*Task details*.
Sift the listing for lines that hold the string "nusxalar" and pull them out.
** start of Dataset content **
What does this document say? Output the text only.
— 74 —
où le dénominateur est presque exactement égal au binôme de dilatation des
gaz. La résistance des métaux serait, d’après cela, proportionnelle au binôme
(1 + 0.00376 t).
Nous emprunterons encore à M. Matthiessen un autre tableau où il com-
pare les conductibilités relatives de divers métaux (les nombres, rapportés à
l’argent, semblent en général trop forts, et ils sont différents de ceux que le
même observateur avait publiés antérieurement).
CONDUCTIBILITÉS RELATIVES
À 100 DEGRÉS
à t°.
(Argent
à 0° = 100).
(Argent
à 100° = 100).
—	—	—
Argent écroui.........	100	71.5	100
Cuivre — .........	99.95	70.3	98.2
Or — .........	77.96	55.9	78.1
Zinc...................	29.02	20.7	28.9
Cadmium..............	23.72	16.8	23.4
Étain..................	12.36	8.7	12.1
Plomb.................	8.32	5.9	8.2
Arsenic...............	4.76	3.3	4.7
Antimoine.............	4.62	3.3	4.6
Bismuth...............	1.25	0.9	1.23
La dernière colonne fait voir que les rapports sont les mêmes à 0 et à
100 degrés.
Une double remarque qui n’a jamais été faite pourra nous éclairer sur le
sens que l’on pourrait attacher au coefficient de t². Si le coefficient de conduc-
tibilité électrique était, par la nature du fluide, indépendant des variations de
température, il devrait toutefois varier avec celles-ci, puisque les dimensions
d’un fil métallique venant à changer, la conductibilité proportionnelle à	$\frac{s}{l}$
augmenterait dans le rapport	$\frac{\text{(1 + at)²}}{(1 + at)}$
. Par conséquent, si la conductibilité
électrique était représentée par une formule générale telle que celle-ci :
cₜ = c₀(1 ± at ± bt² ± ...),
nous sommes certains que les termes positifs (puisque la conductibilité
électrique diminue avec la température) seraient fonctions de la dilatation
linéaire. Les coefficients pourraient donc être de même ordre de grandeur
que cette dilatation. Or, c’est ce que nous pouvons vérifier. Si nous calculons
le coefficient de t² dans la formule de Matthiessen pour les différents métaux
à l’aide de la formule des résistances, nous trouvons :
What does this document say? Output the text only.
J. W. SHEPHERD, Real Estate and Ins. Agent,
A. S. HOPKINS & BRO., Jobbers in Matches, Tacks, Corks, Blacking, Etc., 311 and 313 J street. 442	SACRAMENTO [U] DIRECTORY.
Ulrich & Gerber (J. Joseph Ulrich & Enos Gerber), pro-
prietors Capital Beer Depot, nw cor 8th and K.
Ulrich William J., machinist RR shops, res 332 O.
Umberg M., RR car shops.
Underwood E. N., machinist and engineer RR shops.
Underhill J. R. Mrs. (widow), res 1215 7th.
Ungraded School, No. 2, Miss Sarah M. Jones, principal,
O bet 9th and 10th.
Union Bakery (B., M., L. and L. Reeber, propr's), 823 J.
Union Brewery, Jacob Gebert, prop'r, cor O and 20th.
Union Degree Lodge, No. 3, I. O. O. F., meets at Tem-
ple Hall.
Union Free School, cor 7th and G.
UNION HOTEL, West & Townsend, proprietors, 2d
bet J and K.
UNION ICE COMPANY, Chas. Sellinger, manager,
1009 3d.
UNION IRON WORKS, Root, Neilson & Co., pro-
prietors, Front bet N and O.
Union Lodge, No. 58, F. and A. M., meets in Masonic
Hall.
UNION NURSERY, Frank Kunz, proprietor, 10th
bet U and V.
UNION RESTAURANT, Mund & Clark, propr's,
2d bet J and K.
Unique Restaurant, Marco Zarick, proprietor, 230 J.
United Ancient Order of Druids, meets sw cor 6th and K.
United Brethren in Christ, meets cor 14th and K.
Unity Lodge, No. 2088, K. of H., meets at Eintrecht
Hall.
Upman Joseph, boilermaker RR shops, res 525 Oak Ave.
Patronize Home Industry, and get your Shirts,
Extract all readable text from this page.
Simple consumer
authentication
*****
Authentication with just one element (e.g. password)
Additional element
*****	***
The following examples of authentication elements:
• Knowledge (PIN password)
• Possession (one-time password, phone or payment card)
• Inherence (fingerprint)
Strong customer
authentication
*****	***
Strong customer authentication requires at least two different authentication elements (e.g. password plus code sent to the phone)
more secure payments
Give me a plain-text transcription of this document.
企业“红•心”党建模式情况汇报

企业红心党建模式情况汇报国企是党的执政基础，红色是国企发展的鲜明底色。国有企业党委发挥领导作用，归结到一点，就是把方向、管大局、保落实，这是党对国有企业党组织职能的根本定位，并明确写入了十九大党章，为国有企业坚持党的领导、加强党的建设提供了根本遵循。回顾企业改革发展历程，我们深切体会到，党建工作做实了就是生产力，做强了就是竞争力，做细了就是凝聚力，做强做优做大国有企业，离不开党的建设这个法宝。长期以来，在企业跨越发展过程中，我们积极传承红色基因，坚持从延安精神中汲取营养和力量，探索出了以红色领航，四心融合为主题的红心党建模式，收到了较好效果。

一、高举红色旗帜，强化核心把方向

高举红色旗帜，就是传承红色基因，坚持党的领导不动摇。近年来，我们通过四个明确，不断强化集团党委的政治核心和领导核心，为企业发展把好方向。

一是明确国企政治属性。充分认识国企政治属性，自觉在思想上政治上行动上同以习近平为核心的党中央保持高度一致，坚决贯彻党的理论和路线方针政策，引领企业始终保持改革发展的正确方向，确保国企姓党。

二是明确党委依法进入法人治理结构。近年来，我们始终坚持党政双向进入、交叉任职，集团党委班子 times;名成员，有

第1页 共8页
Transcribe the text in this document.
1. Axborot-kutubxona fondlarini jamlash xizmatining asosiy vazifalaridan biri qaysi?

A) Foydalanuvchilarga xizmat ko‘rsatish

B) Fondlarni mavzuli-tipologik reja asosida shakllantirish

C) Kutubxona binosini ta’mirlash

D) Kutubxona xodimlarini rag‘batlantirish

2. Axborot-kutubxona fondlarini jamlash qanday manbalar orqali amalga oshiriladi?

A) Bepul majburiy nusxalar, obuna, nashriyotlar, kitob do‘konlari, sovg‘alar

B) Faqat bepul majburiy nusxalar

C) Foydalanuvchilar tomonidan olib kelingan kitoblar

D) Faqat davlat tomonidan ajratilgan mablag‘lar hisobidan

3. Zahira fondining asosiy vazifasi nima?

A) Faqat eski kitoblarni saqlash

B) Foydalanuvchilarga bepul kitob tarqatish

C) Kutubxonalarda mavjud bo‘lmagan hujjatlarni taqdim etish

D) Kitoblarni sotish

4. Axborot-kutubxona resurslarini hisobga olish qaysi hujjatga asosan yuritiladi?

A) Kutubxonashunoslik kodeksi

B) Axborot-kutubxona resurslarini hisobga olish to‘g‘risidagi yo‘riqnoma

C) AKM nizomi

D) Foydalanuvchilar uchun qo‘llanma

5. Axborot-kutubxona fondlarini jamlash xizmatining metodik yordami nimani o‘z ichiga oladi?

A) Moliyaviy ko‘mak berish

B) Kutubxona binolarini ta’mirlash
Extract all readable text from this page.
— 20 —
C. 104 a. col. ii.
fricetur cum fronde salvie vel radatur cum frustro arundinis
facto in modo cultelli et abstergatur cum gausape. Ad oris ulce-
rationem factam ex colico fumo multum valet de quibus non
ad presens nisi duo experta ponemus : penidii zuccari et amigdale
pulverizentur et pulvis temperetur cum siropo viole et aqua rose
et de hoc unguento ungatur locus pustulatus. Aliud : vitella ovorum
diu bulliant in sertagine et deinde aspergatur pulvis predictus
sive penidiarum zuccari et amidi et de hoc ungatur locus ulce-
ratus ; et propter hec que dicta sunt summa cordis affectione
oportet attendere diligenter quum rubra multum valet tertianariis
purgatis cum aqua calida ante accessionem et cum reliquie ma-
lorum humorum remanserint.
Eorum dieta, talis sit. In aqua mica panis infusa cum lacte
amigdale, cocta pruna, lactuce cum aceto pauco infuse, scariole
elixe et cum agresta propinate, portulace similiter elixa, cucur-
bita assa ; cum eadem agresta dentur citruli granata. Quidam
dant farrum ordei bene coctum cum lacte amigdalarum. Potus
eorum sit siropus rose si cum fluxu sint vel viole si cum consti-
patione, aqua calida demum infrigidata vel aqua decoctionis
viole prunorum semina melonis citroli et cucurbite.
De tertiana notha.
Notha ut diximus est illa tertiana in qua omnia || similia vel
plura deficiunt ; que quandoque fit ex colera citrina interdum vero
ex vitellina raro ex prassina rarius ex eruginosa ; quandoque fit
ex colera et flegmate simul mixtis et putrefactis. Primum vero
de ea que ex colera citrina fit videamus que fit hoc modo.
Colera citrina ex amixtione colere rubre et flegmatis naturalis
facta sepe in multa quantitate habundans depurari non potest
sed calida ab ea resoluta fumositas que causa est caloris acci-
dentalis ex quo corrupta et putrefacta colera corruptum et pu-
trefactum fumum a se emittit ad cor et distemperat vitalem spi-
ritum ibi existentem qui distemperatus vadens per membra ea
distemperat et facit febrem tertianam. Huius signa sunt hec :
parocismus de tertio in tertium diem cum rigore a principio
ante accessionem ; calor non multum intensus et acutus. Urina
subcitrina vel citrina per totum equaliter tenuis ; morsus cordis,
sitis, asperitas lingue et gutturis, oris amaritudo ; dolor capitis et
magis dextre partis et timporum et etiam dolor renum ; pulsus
** end of Dataset content **
*Output of the exercise*.
A) Bepul majburiy nusxalar, obuna, nashriyotlar, kitob do‘konlari, sovg‘alar
B) Faqat bepul majburiy nusxalar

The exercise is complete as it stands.